_Exercise details:_
Take every line from the listing below that contains "وغيرهما".

>> BEGIN Supplied information

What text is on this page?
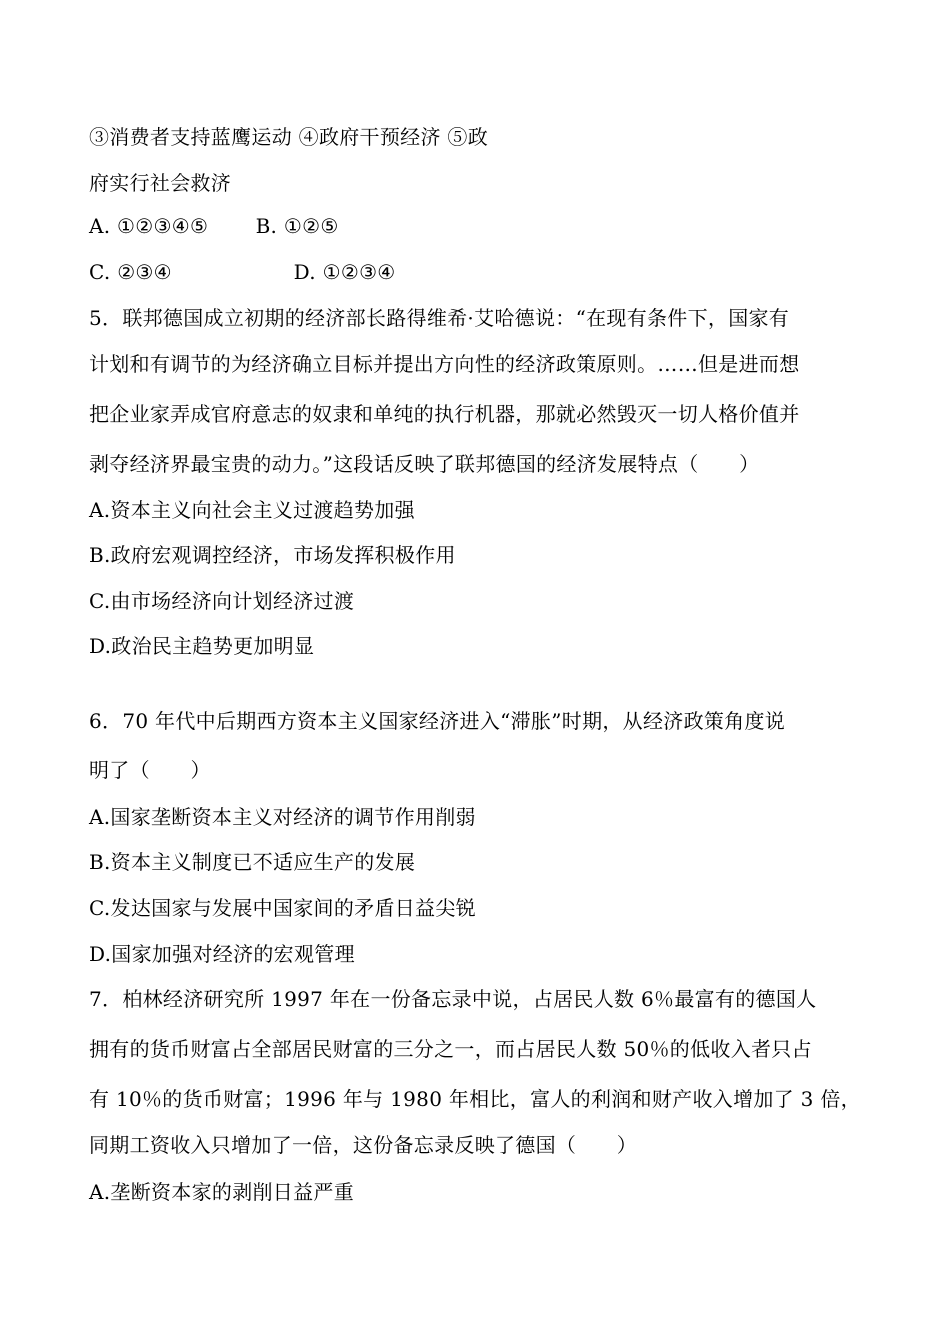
③消费者支持蓝鹰运动 ④政府干预经济 ⑤政
府实行社会救济
A. ①②③④⑤ B. ①②⑤
C. ②③④	D. ①②③④
5．联邦德国成立初期的经济部长路得维希·艾哈德说：“在现有条件下，国家有
计划和有调节的为经济确立目标并提出方向性的经济政策原则。……但是进而想
把企业家弄成官府意志的奴隶和单纯的执行机器，那就必然毁灭一切人格价值并
剥夺经济界最宝贵的动力。”这段话反映了联邦德国的经济发展特点（　　）
A.资本主义向社会主义过渡趋势加强
B.政府宏观调控经济，市场发挥积极作用
C.由市场经济向计划经济过渡
D.政治民主趋势更加明显
6．70 年代中后期西方资本主义国家经济进入“滞胀”时期，从经济政策角度说
明了（　　）
A.国家垄断资本主义对经济的调节作用削弱
B.资本主义制度已不适应生产的发展
C.发达国家与发展中国家间的矛盾日益尖锐
D.国家加强对经济的宏观管理
7．柏林经济研究所 1997 年在一份备忘录中说，占居民人数 6％最富有的德国人
拥有的货币财富占全部居民财富的三分之一，而占居民人数 50％的低收入者只占
有 10％的货币财富；1996 年与 1980 年相比，富人的利润和财产收入增加了 3 倍，
同期工资收入只增加了一倍，这份备忘录反映了德国（　　）
A.垄断资本家的剥削日益严重
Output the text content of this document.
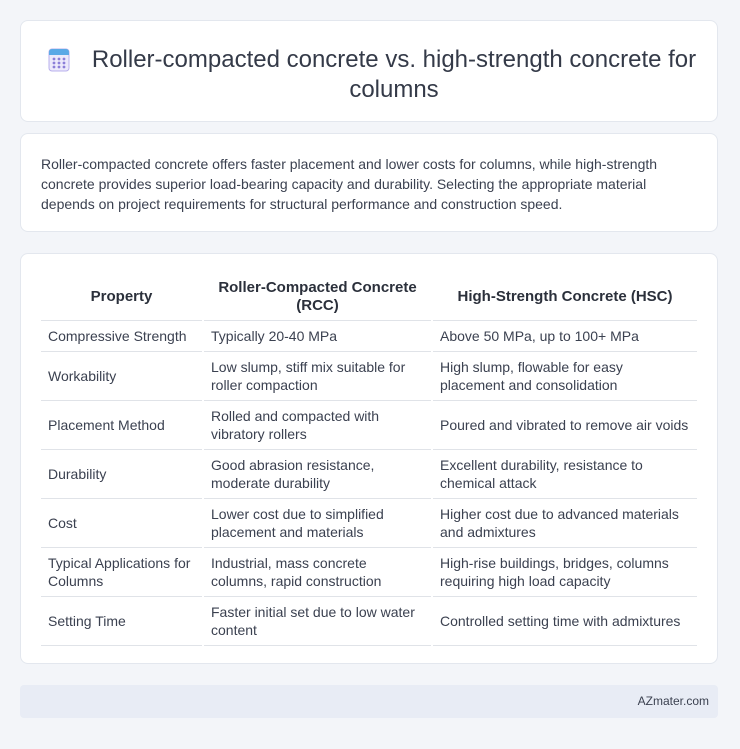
Roller-compacted concrete vs. high-strength concrete for columns

Roller-compacted concrete offers faster placement and lower costs for columns, while high-strength concrete provides superior load-bearing capacity and durability. Selecting the appropriate material depends on project requirements for structural performance and construction speed.

Property	Roller-Compacted Concrete (RCC)	High-Strength Concrete (HSC)
Compressive Strength	Typically 20-40 MPa	Above 50 MPa, up to 100+ MPa
Workability	Low slump, stiff mix suitable for roller compaction	High slump, flowable for easy placement and consolidation
Placement Method	Rolled and compacted with vibratory rollers	Poured and vibrated to remove air voids
Durability	Good abrasion resistance, moderate durability	Excellent durability, resistance to chemical attack
Cost	Lower cost due to simplified placement and materials	Higher cost due to advanced materials and admixtures
Typical Applications for Columns	Industrial, mass concrete columns, rapid construction	High-rise buildings, bridges, columns requiring high load capacity
Setting Time	Faster initial set due to low water content	Controlled setting time with admixtures
AZmater.com
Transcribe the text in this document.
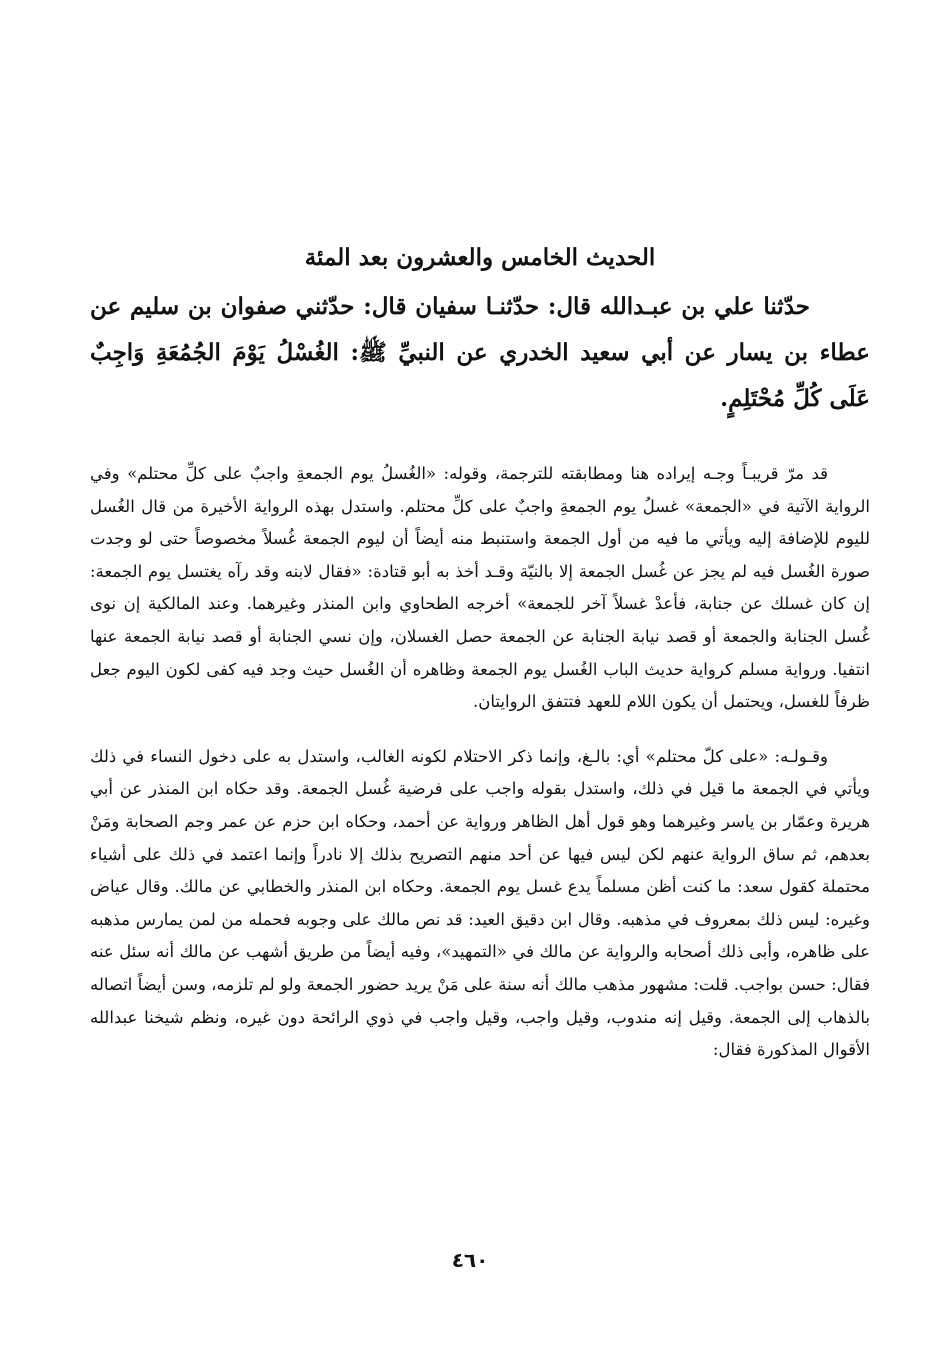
الحديث الخامس والعشرون بعد المئة

حدّثنا علي بن عبـدالله قال: حدّثنـا سفيان قال: حدّثني صفوان بن سليم عن عطاء بن يسار عن أبي سعيد الخدري عن النبيِّ ﷺ: الغُسْلُ يَوْمَ الجُمُعَةِ وَاجِبٌ عَلَى كُلِّ مُحْتَلِمٍ.

قد مرّ قريبـاً وجـه إيراده هنا ومطابقته للترجمة، وقوله: «الغُسلُ يوم الجمعةِ واجبٌ على كلِّ محتلم» وفي الرواية الآتية في «الجمعة» غسلُ يوم الجمعةِ واجبٌ على كلِّ محتلم. واستدل بهذه الرواية الأخيرة من قال الغُسل لليوم للإضافة إليه ويأتي ما فيه من أول الجمعة واستنبط منه أيضاً أن ليوم الجمعة غُسلاً مخصوصاً حتى لو وجدت صورة الغُسل فيه لم يجز عن غُسل الجمعة إلا بالنيّة وقـد أخذ به أبو قتادة: «فقال لابنه وقد رآه يغتسل يوم الجمعة: إن كان غسلك عن جنابة، فأعدْ غسلاً آخر للجمعة» أخرجه الطحاوي وابن المنذر وغيرهما. وعند المالكية إن نوى غُسل الجنابة والجمعة أو قصد نيابة الجنابة عن الجمعة حصل الغسلان، وإن نسي الجنابة أو قصد نيابة الجمعة عنها انتفيا. ورواية مسلم كرواية حديث الباب الغُسل يوم الجمعة وظاهره أن الغُسل حيث وجد فيه كفى لكون اليوم جعل ظرفاً للغسل، ويحتمل أن يكون اللام للعهد فتتفق الروايتان.

وقـولـه: «على كلّ محتلم» أي: بالـغ، وإنما ذكر الاحتلام لكونه الغالب، واستدل به على دخول النساء في ذلك ويأتي في الجمعة ما قيل في ذلك، واستدل بقوله واجب على فرضية غُسل الجمعة. وقد حكاه ابن المنذر عن أبي هريرة وعمّار بن ياسر وغيرهما وهو قول أهل الظاهر ورواية عن أحمد، وحكاه ابن حزم عن عمر وجم الصحابة ومَنْ بعدهم، ثم ساق الرواية عنهم لكن ليس فيها عن أحد منهم التصريح بذلك إلا نادراً وإنما اعتمد في ذلك على أشياء محتملة كقول سعد: ما كنت أظن مسلماً يدع غسل يوم الجمعة. وحكاه ابن المنذر والخطابي عن مالك. وقال عياض وغيره: ليس ذلك بمعروف في مذهبه. وقال ابن دقيق العيد: قد نص مالك على وجوبه فحمله من لمن يمارس مذهبه على ظاهره، وأبى ذلك أصحابه والرواية عن مالك في «التمهيد»، وفيه أيضاً من طريق أشهب عن مالك أنه سئل عنه فقال: حسن بواجب. قلت: مشهور مذهب مالك أنه سنة على مَنْ يريد حضور الجمعة ولو لم تلزمه، وسن أيضاً اتصاله بالذهاب إلى الجمعة. وقيل إنه مندوب، وقيل واجب، وقيل واجب في ذوي الرائحة دون غيره، ونظم شيخنا عبدالله الأقوال المذكورة فقال:

٤٦٠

>> END Supplied information

_Solution below:_
قد مرّ قريبـاً وجـه إيراده هنا ومطابقته للترجمة، وقوله: «الغُسلُ يوم الجمعةِ واجبٌ على كلِّ محتلم» وفي الرواية الآتية في «الجمعة» غسلُ يوم الجمعةِ واجبٌ على كلِّ محتلم. واستدل بهذه الرواية الأخيرة من قال الغُسل لليوم للإضافة إليه ويأتي ما فيه من أول الجمعة واستنبط منه أيضاً أن ليوم الجمعة غُسلاً مخصوصاً حتى لو وجدت صورة الغُسل فيه لم يجز عن غُسل الجمعة إلا بالنيّة وقـد أخذ به أبو قتادة: «فقال لابنه وقد رآه يغتسل يوم الجمعة: إن كان غسلك عن جنابة، فأعدْ غسلاً آخر للجمعة» أخرجه الطحاوي وابن المنذر وغيرهما. وعند المالكية إن نوى غُسل الجنابة والجمعة أو قصد نيابة الجنابة عن الجمعة حصل الغسلان، وإن نسي الجنابة أو قصد نيابة الجمعة عنها انتفيا. ورواية مسلم كرواية حديث الباب الغُسل يوم الجمعة وظاهره أن الغُسل حيث وجد فيه كفى لكون اليوم جعل ظرفاً للغسل، ويحتمل أن يكون اللام للعهد فتتفق الروايتان.
وقـولـه: «على كلّ محتلم» أي: بالـغ، وإنما ذكر الاحتلام لكونه الغالب، واستدل به على دخول النساء في ذلك ويأتي في الجمعة ما قيل في ذلك، واستدل بقوله واجب على فرضية غُسل الجمعة. وقد حكاه ابن المنذر عن أبي هريرة وعمّار بن ياسر وغيرهما وهو قول أهل الظاهر ورواية عن أحمد، وحكاه ابن حزم عن عمر وجم الصحابة ومَنْ بعدهم، ثم ساق الرواية عنهم لكن ليس فيها عن أحد منهم التصريح بذلك إلا نادراً وإنما اعتمد في ذلك على أشياء محتملة كقول سعد: ما كنت أظن مسلماً يدع غسل يوم الجمعة. وحكاه ابن المنذر والخطابي عن مالك. وقال عياض وغيره: ليس ذلك بمعروف في مذهبه. وقال ابن دقيق العيد: قد نص مالك على وجوبه فحمله من لمن يمارس مذهبه على ظاهره، وأبى ذلك أصحابه والرواية عن مالك في «التمهيد»، وفيه أيضاً من طريق أشهب عن مالك أنه سئل عنه فقال: حسن بواجب. قلت: مشهور مذهب مالك أنه سنة على مَنْ يريد حضور الجمعة ولو لم تلزمه، وسن أيضاً اتصاله بالذهاب إلى الجمعة. وقيل إنه مندوب، وقيل واجب، وقيل واجب في ذوي الرائحة دون غيره، ونظم شيخنا عبدالله الأقوال المذكورة فقال:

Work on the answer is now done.